▸ Task description
Write out every entry exactly as it stands.

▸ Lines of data
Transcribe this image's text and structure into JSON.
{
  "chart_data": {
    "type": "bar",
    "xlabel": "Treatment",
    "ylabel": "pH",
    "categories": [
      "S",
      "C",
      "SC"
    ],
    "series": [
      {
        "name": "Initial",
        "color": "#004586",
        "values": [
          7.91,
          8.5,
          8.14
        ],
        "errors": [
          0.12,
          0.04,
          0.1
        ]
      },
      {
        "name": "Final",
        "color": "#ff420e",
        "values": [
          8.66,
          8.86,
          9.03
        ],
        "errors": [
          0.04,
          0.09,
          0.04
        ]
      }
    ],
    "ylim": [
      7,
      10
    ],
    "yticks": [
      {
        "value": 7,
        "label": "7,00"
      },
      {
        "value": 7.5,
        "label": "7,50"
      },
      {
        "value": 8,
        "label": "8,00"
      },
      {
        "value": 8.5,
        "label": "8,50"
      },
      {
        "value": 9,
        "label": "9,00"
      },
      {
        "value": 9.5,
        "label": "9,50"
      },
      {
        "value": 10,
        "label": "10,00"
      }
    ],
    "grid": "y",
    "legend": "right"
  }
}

▸ The response
Transcribe this image's text and structure into JSON.
{
  "chart_data": {
    "type": "bar",
    "xlabel": "Treatment",
    "ylabel": "pH",
    "categories": [
      "S",
      "C",
      "SC"
    ],
    "series": [
      {
        "name": "Initial",
        "color": "#004586",
        "values": [
          7.91,
          8.5,
          8.14
        ],
        "errors": [
          0.12,
          0.04,
          0.1
        ]
      },
      {
        "name": "Final",
        "color": "#ff420e",
        "values": [
          8.66,
          8.86,
          9.03
        ],
        "errors": [
          0.04,
          0.09,
          0.04
        ]
      }
    ],
    "ylim": [
      7,
      10
    ],
    "yticks": [
      {
        "value": 7,
        "label": "7,00"
      },
      {
        "value": 7.5,
        "label": "7,50"
      },
      {
        "value": 8,
        "label": "8,00"
      },
      {
        "value": 8.5,
        "label": "8,50"
      },
      {
        "value": 9,
        "label": "9,00"
      },
      {
        "value": 9.5,
        "label": "9,50"
      },
      {
        "value": 10,
        "label": "10,00"
      }
    ],
    "grid": "y",
    "legend": "right"
  }
}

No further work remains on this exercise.